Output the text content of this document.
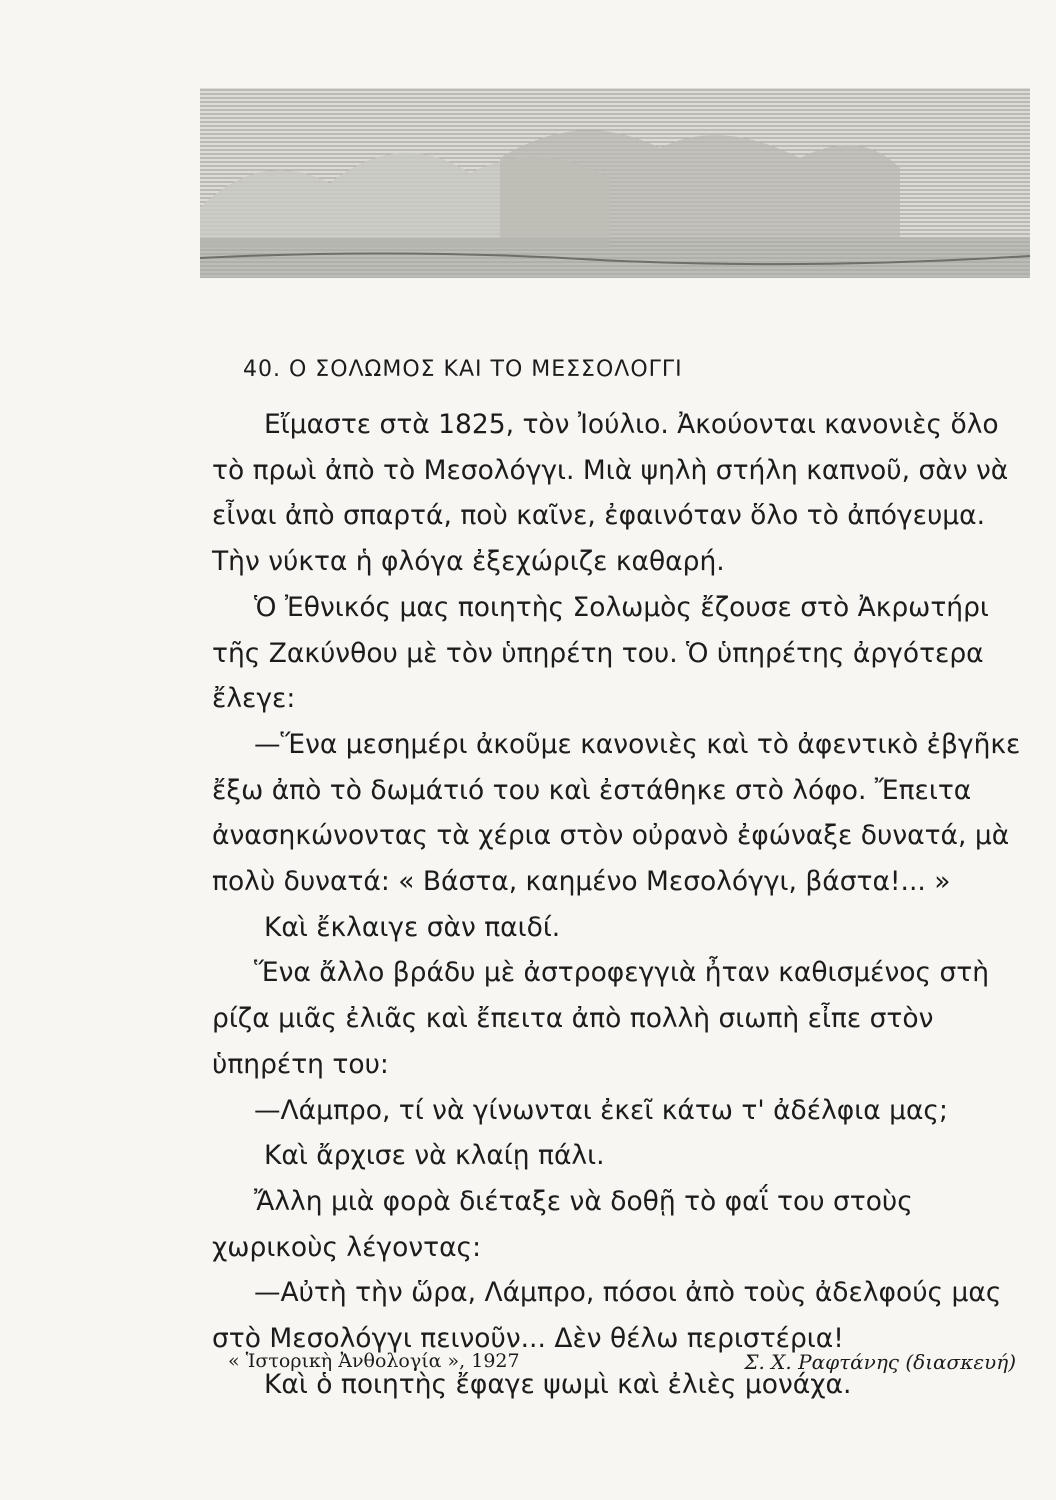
40. Ο ΣΟΛΩΜΟΣ ΚΑΙ ΤΟ ΜΕΣΣΟΛΟΓΓΙ

Εἴμαστε στὰ 1825, τὸν Ἰούλιο. Ἀκούονται κανονιὲς ὅλο τὸ πρωὶ ἀπὸ τὸ Μεσολόγγι. Μιὰ ψηλὴ στήλη καπνοῦ, σὰν νὰ εἶναι ἀπὸ σπαρτά, ποὺ καῖνε, ἐφαινόταν ὅλο τὸ ἀπόγευμα. Τὴν νύκτα ἡ φλόγα ἐξεχώριζε καθαρή.

Ὁ Ἐθνικός μας ποιητὴς Σολωμὸς ἔζουσε στὸ Ἀκρωτήρι τῆς Ζακύνθου μὲ τὸν ὑπηρέτη του. Ὁ ὑπηρέτης ἀργότερα ἔλεγε:

—Ἕνα μεσημέρι ἀκοῦμε κανονιὲς καὶ τὸ ἀφεντικὸ ἐβγῆκε ἔξω ἀπὸ τὸ δωμάτιό του καὶ ἐστάθηκε στὸ λόφο. Ἔπειτα ἀνασηκώνοντας τὰ χέρια στὸν οὐρανὸ ἐφώναξε δυνατά, μὰ πολὺ δυνατά: « Βάστα, καημένο Μεσολόγγι, βάστα!... »

Καὶ ἔκλαιγε σὰν παιδί.

Ἕνα ἄλλο βράδυ μὲ ἀστροφεγγιὰ ἦταν καθισμένος στὴ ρίζα μιᾶς ἐλιᾶς καὶ ἔπειτα ἀπὸ πολλὴ σιωπὴ εἶπε στὸν ὑπηρέτη του:

—Λάμπρο, τί νὰ γίνωνται ἐκεῖ κάτω τ' ἀδέλφια μας;

Καὶ ἄρχισε νὰ κλαίῃ πάλι.

Ἄλλη μιὰ φορὰ διέταξε νὰ δοθῇ τὸ φαΐ του στοὺς χωρικοὺς λέγοντας:

—Αὐτὴ τὴν ὥρα, Λάμπρο, πόσοι ἀπὸ τοὺς ἀδελφούς μας στὸ Μεσολόγγι πεινοῦν... Δὲν θέλω περιστέρια!

Καὶ ὁ ποιητὴς ἔφαγε ψωμὶ καὶ ἐλιὲς μονάχα.

« Ἱστορικὴ Ἀνθολογία », 1927	Σ. Χ. Ραφτάνης (διασκευή)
★ ★ ★ ★
#### The task
Reproduce the full listing faithfully, but do not carry over any pictures.

#### Exercise result
Output the text content of this document.
40. Ο ΣΟΛΩΜΟΣ ΚΑΙ ΤΟ ΜΕΣΣΟΛΟΓΓΙ

Εἴμαστε στὰ 1825, τὸν Ἰούλιο. Ἀκούονται κανονιὲς ὅλο τὸ πρωὶ ἀπὸ τὸ Μεσολόγγι. Μιὰ ψηλὴ στήλη καπνοῦ, σὰν νὰ εἶναι ἀπὸ σπαρτά, ποὺ καῖνε, ἐφαινόταν ὅλο τὸ ἀπόγευμα. Τὴν νύκτα ἡ φλόγα ἐξεχώριζε καθαρή.

Ὁ Ἐθνικός μας ποιητὴς Σολωμὸς ἔζουσε στὸ Ἀκρωτήρι τῆς Ζακύνθου μὲ τὸν ὑπηρέτη του. Ὁ ὑπηρέτης ἀργότερα ἔλεγε:

—Ἕνα μεσημέρι ἀκοῦμε κανονιὲς καὶ τὸ ἀφεντικὸ ἐβγῆκε ἔξω ἀπὸ τὸ δωμάτιό του καὶ ἐστάθηκε στὸ λόφο. Ἔπειτα ἀνασηκώνοντας τὰ χέρια στὸν οὐρανὸ ἐφώναξε δυνατά, μὰ πολὺ δυνατά: « Βάστα, καημένο Μεσολόγγι, βάστα!... »

Καὶ ἔκλαιγε σὰν παιδί.

Ἕνα ἄλλο βράδυ μὲ ἀστροφεγγιὰ ἦταν καθισμένος στὴ ρίζα μιᾶς ἐλιᾶς καὶ ἔπειτα ἀπὸ πολλὴ σιωπὴ εἶπε στὸν ὑπηρέτη του:

—Λάμπρο, τί νὰ γίνωνται ἐκεῖ κάτω τ' ἀδέλφια μας;

Καὶ ἄρχισε νὰ κλαίῃ πάλι.

Ἄλλη μιὰ φορὰ διέταξε νὰ δοθῇ τὸ φαΐ του στοὺς χωρικοὺς λέγοντας:

—Αὐτὴ τὴν ὥρα, Λάμπρο, πόσοι ἀπὸ τοὺς ἀδελφούς μας στὸ Μεσολόγγι πεινοῦν... Δὲν θέλω περιστέρια!

Καὶ ὁ ποιητὴς ἔφαγε ψωμὶ καὶ ἐλιὲς μονάχα.

« Ἱστορικὴ Ἀνθολογία », 1927	Σ. Χ. Ραφτάνης (διασκευή)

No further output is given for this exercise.